> Data listing
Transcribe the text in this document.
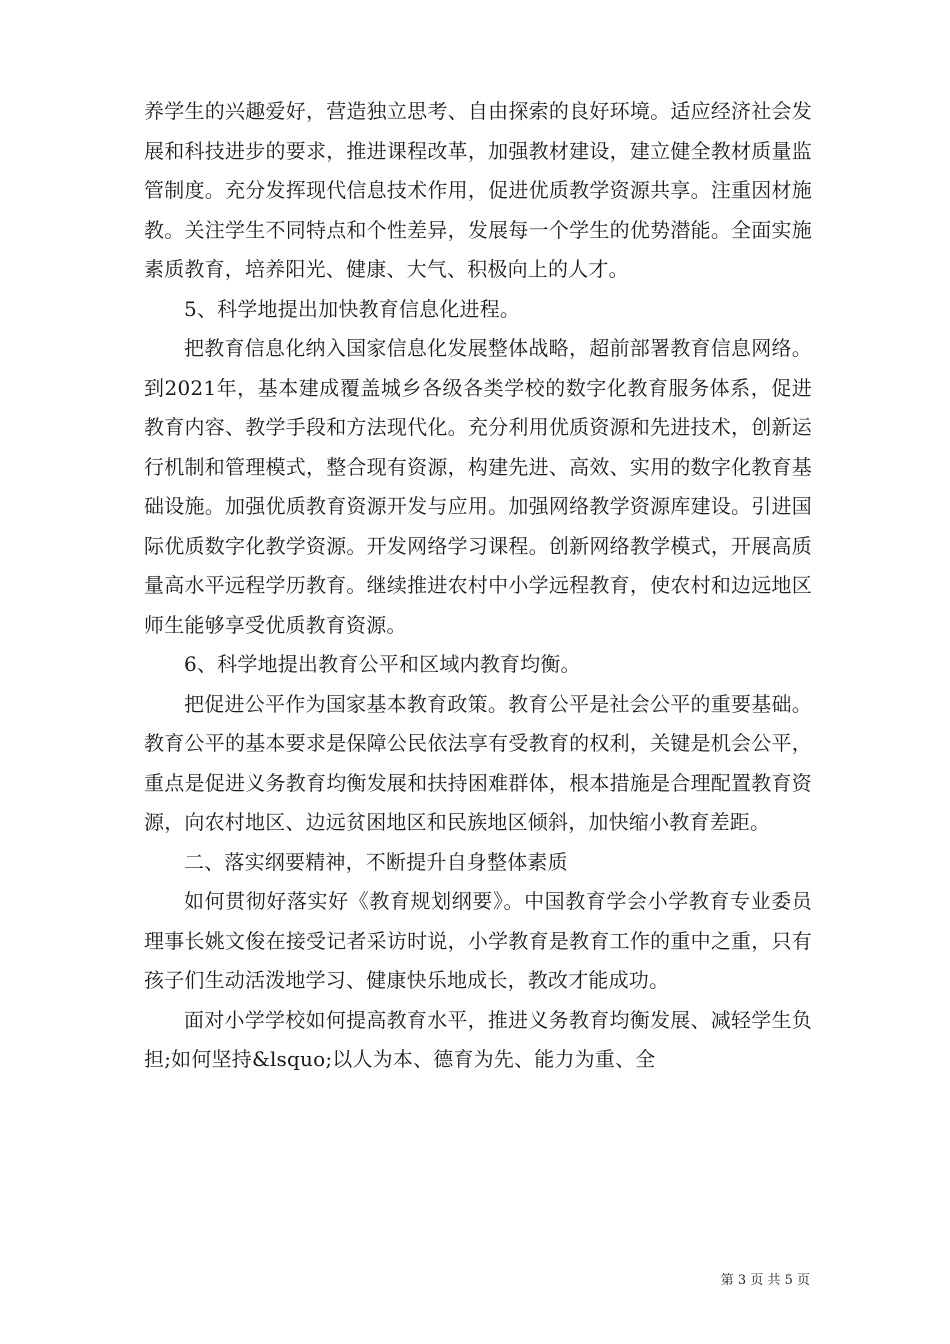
养学生的兴趣爱好，营造独立思考、自由探索的良好环境。适应经济社会发展和科技进步的要求，推进课程改革，加强教材建设，建立健全教材质量监管制度。充分发挥现代信息技术作用，促进优质教学资源共享。注重因材施教。关注学生不同特点和个性差异，发展每一个学生的优势潜能。全面实施素质教育，培养阳光、健康、大气、积极向上的人才。

5、科学地提出加快教育信息化进程。

把教育信息化纳入国家信息化发展整体战略，超前部署教育信息网络。到2021年，基本建成覆盖城乡各级各类学校的数字化教育服务体系，促进教育内容、教学手段和方法现代化。充分利用优质资源和先进技术，创新运行机制和管理模式，整合现有资源，构建先进、高效、实用的数字化教育基础设施。加强优质教育资源开发与应用。加强网络教学资源库建设。引进国际优质数字化教学资源。开发网络学习课程。创新网络教学模式，开展高质量高水平远程学历教育。继续推进农村中小学远程教育，使农村和边远地区师生能够享受优质教育资源。

6、科学地提出教育公平和区域内教育均衡。

把促进公平作为国家基本教育政策。教育公平是社会公平的重要基础。教育公平的基本要求是保障公民依法享有受教育的权利，关键是机会公平，重点是促进义务教育均衡发展和扶持困难群体，根本措施是合理配置教育资源，向农村地区、边远贫困地区和民族地区倾斜，加快缩小教育差距。

二、落实纲要精神，不断提升自身整体素质

如何贯彻好落实好《教育规划纲要》。中国教育学会小学教育专业委员理事长姚文俊在接受记者采访时说，小学教育是教育工作的重中之重，只有孩子们生动活泼地学习、健康快乐地成长，教改才能成功。

面对小学学校如何提高教育水平，推进义务教育均衡发展、减轻学生负担;如何坚持&lsquo;以人为本、德育为先、能力为重、全

第 3 页 共 5 页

> WHAT NEEDS TO BE DONE
Pictures in the records above should not be copied. Repeat everything else exactly.

> ANSWER TO THIS PROBLEM
Transcribe the text in this document.
养学生的兴趣爱好，营造独立思考、自由探索的良好环境。适应经济社会发展和科技进步的要求，推进课程改革，加强教材建设，建立健全教材质量监管制度。充分发挥现代信息技术作用，促进优质教学资源共享。注重因材施教。关注学生不同特点和个性差异，发展每一个学生的优势潜能。全面实施素质教育，培养阳光、健康、大气、积极向上的人才。

5、科学地提出加快教育信息化进程。

把教育信息化纳入国家信息化发展整体战略，超前部署教育信息网络。到2021年，基本建成覆盖城乡各级各类学校的数字化教育服务体系，促进教育内容、教学手段和方法现代化。充分利用优质资源和先进技术，创新运行机制和管理模式，整合现有资源，构建先进、高效、实用的数字化教育基础设施。加强优质教育资源开发与应用。加强网络教学资源库建设。引进国际优质数字化教学资源。开发网络学习课程。创新网络教学模式，开展高质量高水平远程学历教育。继续推进农村中小学远程教育，使农村和边远地区师生能够享受优质教育资源。

6、科学地提出教育公平和区域内教育均衡。

把促进公平作为国家基本教育政策。教育公平是社会公平的重要基础。教育公平的基本要求是保障公民依法享有受教育的权利，关键是机会公平，重点是促进义务教育均衡发展和扶持困难群体，根本措施是合理配置教育资源，向农村地区、边远贫困地区和民族地区倾斜，加快缩小教育差距。

二、落实纲要精神，不断提升自身整体素质

如何贯彻好落实好《教育规划纲要》。中国教育学会小学教育专业委员理事长姚文俊在接受记者采访时说，小学教育是教育工作的重中之重，只有孩子们生动活泼地学习、健康快乐地成长，教改才能成功。

面对小学学校如何提高教育水平，推进义务教育均衡发展、减轻学生负担;如何坚持&lsquo;以人为本、德育为先、能力为重、全

第 3 页 共 5 页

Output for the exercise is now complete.